** start of Given passage **

Introduction
President Donald Trump recently blamed Democrats for “horrible” laws that set procedures for handling unaccompanied minors apprehended entering the United States. They’re “not all innocent,” Trump also said recently of the minors, many of whom ask for refuge from the same gang violence that Trump says the migrant flow has brought in.
In reality, the U.S. rules for treatment of these minors were set by legal settlements going back to the 1990s, as well as 2008 bipartisan legislation approved unanimously by Congress. As the Center for Public Integrity explained in a 2011 story, kids were ultimately rescued from trafficking abuses because of required safeguards for unaccompanied migrant minors.
Another 2014 Center piece showed how volunteer lawyers help minors through an arduous asylum process of trying to prove they faced extortion, rape and mortal threats in Central America.
The Center’s 2011 story revealed how a volunteer lawyer met a 16-year-old Mexican teen in a Virginia detention center who said Border Patrol agents had suggested he become an informant. The boy told the lawyer that his uncle, who controlled him, forced him to carry a backpack of marijuana over the border. The first time he did it, he came across Border Patrol agents and asked them for protection if he provided information about smuggling. The agents, he said, told him to return to Mexico, gather information and return to provide what he learned.

** end of Given passage **
** start of Given data **

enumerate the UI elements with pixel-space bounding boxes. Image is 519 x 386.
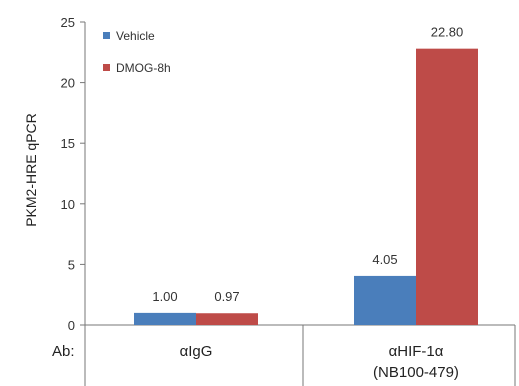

** end of Given data **

→ Set exercise A
Answer these questions from the text on unaccompanied migrant minors:
(i) In what year did Congress unanimously approve the bipartisan legislation on the treatment of these minors?
(ii) In what year did the Center publish its piece on volunteer lawyers helping minors through the asylum process?
(iii) In what state was the detention center where the volunteer lawyer met the 16-year-old Mexican teen?
→ Set exercise B
Reproduce the text on unaccompanied migrant minors word for word, from "Introduction" up to and including "has brought in.".

→ Complete answer A
(i) 2008
(ii) 2014
(iii) Virginia

→ Complete answer B
Introduction
President Donald Trump recently blamed Democrats for “horrible” laws that set procedures for handling unaccompanied minors apprehended entering the United States. They’re “not all innocent,” Trump also said recently of the minors, many of whom ask for refuge from the same gang violence that Trump says the migrant flow has brought in.